*Information given*
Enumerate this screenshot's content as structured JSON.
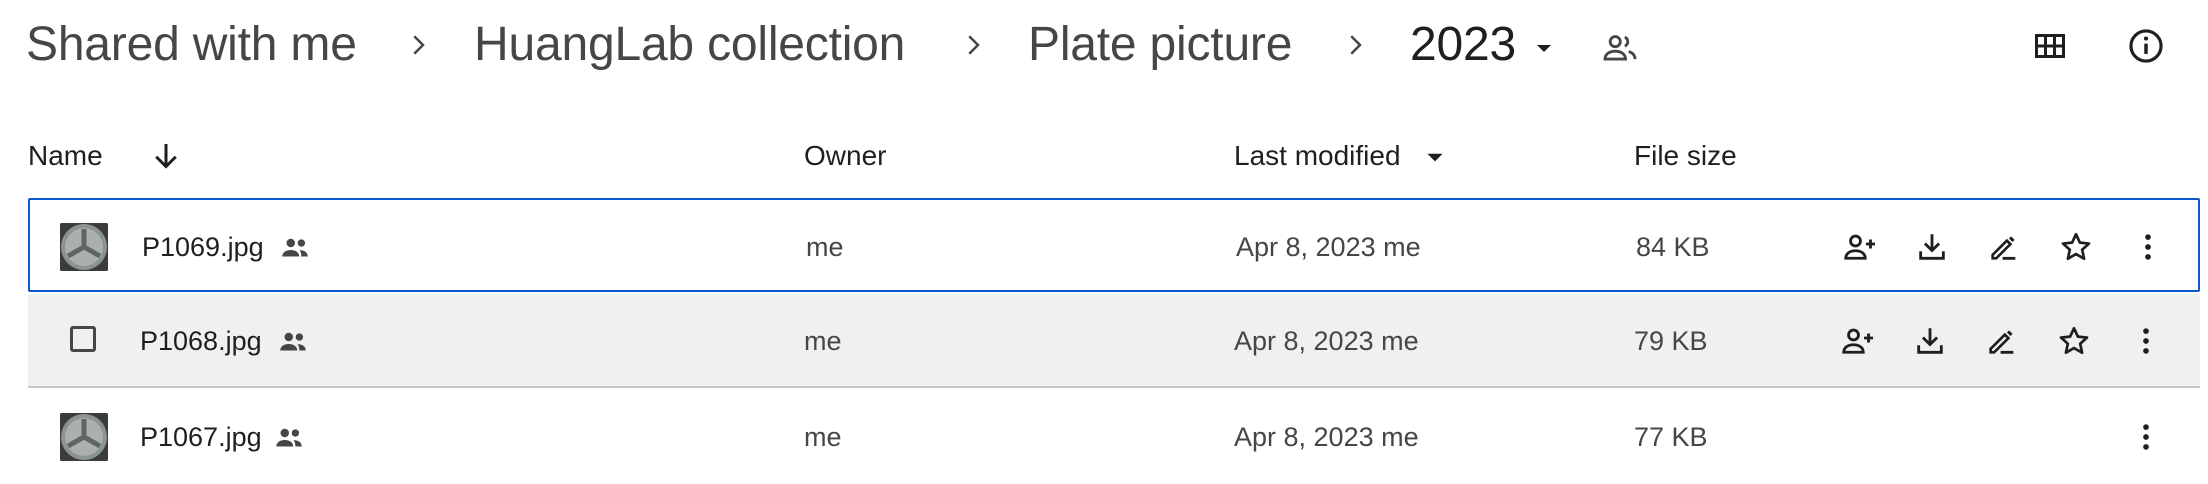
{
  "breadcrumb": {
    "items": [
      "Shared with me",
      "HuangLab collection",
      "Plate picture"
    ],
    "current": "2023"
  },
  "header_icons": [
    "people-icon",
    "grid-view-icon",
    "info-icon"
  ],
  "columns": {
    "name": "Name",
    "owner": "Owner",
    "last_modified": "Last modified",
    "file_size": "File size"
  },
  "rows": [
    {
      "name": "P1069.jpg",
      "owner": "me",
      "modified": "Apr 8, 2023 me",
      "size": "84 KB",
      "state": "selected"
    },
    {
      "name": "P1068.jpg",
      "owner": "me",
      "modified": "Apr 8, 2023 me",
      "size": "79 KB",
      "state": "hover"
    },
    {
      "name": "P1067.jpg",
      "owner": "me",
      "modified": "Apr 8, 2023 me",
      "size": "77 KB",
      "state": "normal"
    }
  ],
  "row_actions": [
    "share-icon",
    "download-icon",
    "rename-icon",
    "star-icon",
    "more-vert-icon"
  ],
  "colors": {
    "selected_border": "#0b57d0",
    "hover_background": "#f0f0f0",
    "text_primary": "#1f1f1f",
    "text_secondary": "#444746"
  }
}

*What the task requires*
Tell how many lines of the records above hold the string "state". Give no other text.

*Solution to the problem*
3